● **WHAT YOU WILL DO**:
Scan the entries below. List each line with "candlestick".

**** DATA LINES ****

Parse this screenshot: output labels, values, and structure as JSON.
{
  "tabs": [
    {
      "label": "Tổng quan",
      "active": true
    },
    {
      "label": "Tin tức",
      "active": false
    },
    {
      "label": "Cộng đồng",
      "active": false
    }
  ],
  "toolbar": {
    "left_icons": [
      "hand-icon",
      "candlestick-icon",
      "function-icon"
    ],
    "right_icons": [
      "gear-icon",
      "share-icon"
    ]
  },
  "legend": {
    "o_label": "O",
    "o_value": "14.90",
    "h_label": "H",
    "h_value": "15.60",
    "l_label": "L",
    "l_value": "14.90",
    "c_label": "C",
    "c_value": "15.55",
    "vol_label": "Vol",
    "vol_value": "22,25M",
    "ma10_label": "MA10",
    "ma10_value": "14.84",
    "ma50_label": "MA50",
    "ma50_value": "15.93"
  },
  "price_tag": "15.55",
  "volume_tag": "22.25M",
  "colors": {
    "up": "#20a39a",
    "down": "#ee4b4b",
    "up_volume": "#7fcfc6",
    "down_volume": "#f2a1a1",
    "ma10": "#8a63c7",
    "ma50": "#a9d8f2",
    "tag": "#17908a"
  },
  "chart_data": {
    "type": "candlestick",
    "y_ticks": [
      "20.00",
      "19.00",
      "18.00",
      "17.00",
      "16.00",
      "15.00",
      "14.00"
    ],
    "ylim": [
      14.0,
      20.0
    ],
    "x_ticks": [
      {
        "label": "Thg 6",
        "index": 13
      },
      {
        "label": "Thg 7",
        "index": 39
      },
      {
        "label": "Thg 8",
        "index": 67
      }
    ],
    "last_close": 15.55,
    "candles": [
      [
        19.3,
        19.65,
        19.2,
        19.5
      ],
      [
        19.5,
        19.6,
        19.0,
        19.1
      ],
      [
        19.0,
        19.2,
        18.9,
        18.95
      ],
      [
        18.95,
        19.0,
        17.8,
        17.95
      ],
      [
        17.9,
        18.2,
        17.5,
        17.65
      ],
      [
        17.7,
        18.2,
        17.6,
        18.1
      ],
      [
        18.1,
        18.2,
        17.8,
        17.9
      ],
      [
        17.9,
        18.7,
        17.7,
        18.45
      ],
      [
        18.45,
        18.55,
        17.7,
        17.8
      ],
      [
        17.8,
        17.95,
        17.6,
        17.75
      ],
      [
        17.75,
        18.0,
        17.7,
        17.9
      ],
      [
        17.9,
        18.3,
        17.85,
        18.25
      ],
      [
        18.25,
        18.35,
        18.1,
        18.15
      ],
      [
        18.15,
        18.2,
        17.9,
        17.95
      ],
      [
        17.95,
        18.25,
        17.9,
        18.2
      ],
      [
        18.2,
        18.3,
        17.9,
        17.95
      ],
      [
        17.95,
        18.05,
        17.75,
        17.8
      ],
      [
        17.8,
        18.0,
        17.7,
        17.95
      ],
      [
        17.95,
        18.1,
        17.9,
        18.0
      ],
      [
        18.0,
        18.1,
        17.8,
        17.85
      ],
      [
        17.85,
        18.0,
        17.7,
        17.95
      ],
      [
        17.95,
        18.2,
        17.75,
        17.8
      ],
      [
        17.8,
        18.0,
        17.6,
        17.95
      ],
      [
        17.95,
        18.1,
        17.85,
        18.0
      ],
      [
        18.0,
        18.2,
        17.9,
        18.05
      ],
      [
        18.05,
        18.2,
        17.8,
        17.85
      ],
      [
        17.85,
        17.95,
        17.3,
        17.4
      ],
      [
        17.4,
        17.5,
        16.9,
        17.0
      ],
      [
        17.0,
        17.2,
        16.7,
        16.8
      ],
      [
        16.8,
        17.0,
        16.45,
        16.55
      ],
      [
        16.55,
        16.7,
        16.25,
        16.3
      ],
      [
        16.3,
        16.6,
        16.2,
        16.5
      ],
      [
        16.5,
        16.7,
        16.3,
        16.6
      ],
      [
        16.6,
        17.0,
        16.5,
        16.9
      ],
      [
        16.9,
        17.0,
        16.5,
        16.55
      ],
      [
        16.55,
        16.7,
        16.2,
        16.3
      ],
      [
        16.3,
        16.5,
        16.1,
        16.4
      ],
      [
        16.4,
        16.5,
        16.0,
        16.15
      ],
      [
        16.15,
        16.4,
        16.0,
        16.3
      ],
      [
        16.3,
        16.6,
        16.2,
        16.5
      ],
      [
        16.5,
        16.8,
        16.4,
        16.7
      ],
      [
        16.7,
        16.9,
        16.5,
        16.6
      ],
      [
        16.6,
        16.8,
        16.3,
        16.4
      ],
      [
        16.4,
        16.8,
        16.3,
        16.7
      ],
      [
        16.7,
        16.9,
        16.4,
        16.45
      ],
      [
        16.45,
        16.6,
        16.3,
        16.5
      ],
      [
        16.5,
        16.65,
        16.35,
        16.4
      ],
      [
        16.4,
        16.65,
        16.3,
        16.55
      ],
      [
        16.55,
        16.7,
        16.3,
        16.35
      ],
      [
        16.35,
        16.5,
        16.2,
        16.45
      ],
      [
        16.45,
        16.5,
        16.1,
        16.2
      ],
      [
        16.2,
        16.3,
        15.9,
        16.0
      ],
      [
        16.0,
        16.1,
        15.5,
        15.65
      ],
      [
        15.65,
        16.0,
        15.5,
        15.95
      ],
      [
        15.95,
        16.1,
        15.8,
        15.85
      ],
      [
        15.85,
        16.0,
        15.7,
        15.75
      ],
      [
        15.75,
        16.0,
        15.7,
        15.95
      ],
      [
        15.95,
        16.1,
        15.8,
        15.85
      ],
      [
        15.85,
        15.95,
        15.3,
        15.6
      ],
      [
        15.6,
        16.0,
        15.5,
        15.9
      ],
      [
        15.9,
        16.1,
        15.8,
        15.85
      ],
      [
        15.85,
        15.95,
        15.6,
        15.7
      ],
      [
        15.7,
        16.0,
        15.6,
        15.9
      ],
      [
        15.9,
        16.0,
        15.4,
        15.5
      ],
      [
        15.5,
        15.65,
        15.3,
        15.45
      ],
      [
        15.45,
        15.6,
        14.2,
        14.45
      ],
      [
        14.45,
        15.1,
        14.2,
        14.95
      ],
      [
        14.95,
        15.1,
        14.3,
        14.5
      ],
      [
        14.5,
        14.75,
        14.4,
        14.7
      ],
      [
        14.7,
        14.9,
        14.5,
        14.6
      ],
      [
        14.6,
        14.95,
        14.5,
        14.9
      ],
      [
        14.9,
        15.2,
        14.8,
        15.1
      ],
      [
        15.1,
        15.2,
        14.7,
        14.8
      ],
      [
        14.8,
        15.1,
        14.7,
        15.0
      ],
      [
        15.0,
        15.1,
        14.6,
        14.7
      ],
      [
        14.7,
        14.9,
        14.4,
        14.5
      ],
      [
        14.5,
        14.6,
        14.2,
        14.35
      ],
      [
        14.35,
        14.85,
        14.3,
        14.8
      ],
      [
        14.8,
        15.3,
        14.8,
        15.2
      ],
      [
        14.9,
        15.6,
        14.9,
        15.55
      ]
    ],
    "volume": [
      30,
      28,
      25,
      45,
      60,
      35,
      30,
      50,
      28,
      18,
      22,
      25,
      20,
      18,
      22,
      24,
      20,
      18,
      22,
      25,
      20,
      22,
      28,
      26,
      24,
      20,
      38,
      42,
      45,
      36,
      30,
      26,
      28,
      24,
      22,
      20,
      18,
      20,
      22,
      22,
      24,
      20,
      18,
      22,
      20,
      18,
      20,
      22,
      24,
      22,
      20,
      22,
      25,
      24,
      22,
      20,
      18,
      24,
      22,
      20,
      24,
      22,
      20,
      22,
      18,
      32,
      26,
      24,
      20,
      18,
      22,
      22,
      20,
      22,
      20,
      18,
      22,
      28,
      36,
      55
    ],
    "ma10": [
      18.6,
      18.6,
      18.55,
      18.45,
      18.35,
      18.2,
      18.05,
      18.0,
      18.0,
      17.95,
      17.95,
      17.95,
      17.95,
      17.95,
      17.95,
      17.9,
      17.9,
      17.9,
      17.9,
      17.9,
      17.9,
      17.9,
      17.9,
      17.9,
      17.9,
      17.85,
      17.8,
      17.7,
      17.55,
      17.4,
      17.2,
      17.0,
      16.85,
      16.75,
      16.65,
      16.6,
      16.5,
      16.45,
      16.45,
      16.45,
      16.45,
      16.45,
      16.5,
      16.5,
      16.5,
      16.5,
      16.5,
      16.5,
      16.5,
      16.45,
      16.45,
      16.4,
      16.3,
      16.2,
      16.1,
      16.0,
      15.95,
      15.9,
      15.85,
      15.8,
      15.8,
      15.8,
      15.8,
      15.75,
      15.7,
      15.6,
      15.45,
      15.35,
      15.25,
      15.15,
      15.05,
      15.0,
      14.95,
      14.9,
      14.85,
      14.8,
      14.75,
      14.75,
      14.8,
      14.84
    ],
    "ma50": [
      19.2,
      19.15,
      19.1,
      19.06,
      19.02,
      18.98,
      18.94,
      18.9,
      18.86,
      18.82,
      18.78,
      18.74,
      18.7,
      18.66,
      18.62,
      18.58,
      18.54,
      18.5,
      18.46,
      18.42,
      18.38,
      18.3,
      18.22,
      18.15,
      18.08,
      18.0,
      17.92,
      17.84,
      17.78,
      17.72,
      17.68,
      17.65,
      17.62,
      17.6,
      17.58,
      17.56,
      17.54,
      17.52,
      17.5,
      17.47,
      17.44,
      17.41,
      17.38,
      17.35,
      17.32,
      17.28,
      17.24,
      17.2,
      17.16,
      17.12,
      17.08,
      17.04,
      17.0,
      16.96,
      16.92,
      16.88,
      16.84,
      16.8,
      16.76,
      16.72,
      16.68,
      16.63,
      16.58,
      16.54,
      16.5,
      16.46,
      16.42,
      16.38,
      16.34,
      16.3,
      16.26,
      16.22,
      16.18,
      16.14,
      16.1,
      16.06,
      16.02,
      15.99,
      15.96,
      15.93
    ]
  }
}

****

● **COMPLETED TASK**:
      "candlestick-icon",
    "type": "candlestick",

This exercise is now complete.